▸ REQUIRED WORK:
Check each line of the records below for the word "JSON" and copy those where it appears.

▸ STORED ROWS:

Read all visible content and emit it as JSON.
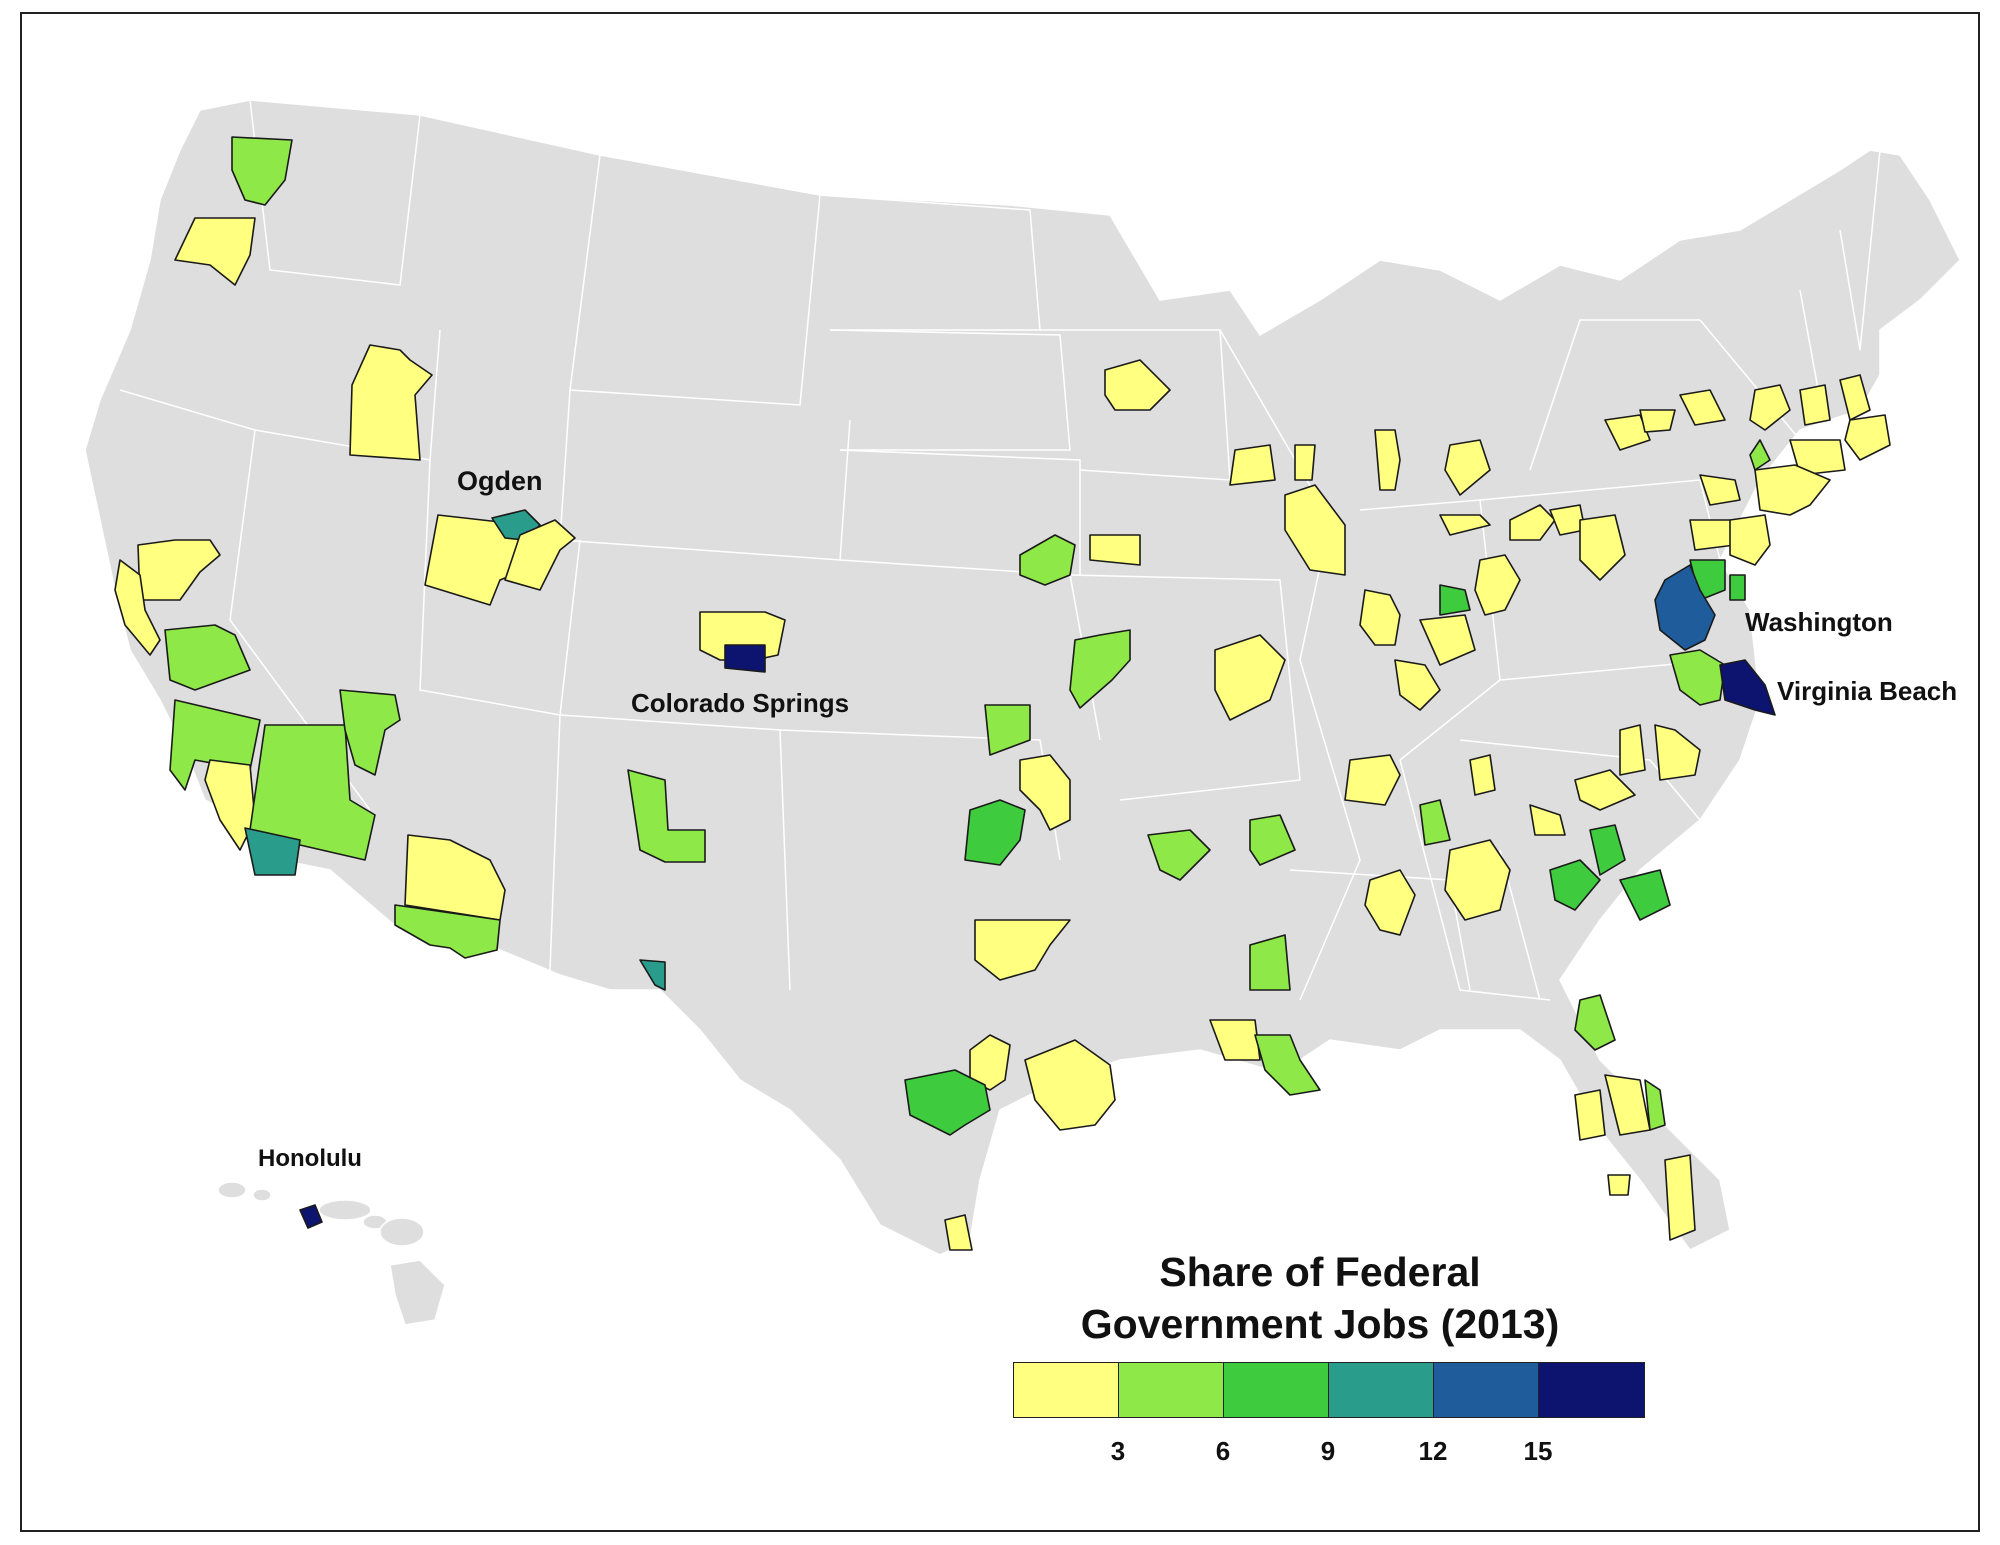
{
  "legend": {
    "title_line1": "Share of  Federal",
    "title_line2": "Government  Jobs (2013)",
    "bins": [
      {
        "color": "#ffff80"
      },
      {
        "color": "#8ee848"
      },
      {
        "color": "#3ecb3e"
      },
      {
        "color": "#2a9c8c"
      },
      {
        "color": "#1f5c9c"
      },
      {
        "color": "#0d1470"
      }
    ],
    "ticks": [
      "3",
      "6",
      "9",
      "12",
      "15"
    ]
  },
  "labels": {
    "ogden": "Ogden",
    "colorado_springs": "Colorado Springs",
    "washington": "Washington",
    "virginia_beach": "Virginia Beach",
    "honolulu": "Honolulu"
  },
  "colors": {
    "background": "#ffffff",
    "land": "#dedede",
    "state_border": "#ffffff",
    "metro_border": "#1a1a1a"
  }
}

--

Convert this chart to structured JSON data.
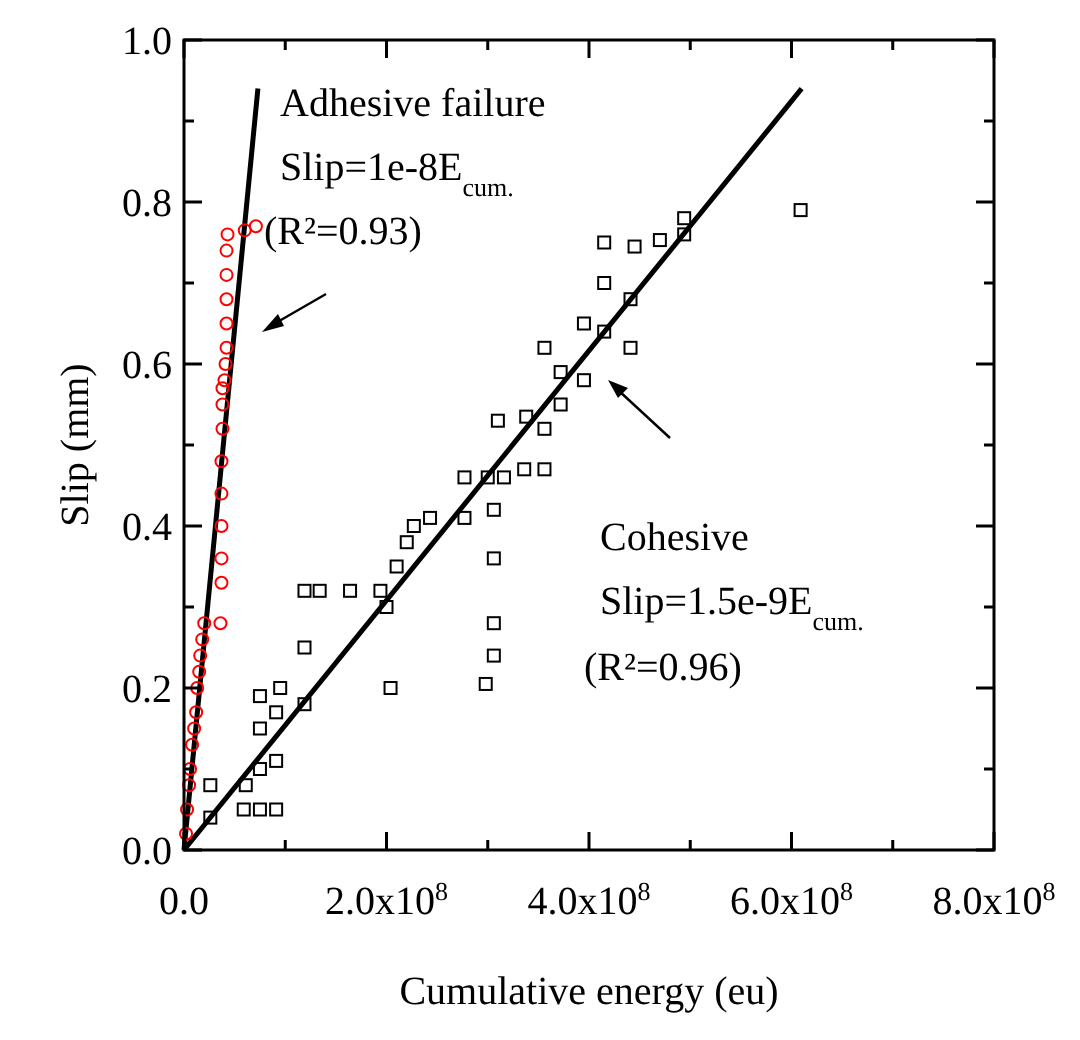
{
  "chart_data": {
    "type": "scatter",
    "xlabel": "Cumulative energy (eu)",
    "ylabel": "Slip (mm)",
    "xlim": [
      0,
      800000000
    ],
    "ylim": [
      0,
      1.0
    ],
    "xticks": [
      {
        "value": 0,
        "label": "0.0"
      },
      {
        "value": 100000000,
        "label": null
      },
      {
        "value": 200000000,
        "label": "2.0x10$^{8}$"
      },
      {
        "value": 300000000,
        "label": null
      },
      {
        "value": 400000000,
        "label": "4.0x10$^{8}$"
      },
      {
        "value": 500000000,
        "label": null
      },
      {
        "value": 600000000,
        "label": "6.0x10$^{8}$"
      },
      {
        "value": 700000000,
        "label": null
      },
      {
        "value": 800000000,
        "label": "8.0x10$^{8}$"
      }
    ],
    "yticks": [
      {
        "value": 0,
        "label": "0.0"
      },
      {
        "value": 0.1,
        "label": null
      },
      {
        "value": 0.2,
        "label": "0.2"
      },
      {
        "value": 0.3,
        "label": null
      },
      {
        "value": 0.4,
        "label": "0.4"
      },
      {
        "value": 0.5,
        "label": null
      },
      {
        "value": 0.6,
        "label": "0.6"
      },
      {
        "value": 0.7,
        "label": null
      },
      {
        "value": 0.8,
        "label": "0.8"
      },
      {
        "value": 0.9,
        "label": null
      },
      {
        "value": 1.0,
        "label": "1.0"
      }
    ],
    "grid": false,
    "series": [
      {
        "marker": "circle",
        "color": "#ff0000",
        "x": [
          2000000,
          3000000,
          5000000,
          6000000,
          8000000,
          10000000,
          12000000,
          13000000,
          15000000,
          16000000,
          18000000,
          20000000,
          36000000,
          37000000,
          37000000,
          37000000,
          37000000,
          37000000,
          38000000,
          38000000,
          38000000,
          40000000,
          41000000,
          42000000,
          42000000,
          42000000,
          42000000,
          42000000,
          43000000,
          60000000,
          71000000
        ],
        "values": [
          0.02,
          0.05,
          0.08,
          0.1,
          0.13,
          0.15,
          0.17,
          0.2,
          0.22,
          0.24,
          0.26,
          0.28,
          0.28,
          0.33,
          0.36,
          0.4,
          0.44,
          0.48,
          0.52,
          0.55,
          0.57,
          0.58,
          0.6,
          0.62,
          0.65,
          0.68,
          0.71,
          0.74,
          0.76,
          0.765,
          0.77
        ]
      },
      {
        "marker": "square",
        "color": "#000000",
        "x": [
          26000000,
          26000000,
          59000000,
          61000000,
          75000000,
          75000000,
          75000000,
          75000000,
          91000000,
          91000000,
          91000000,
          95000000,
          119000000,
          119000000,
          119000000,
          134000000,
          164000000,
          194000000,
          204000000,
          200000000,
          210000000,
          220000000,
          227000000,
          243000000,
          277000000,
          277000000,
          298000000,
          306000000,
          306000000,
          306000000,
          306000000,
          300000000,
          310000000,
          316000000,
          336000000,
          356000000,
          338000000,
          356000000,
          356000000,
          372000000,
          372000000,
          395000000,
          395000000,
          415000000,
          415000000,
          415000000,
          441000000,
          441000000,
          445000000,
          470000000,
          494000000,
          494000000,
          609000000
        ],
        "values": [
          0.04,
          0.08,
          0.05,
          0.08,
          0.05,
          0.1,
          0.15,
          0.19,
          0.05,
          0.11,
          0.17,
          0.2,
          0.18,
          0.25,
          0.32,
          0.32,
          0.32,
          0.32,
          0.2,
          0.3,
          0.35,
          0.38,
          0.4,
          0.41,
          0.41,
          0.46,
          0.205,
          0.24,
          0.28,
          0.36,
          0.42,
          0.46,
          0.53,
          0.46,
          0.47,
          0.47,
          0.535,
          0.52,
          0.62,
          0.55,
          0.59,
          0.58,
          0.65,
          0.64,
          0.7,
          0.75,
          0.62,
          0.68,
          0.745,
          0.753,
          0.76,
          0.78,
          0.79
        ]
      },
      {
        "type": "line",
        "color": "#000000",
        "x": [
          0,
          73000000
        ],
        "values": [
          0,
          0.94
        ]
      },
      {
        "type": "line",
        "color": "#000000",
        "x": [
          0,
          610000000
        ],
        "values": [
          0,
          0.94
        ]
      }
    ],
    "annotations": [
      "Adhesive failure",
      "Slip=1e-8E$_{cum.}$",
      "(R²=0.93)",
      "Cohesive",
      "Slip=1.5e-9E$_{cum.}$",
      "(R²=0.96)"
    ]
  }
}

▸ EXERCISE ANSWER:
Read all visible content and emit it as JSON.
Convert this chart to structured JSON data.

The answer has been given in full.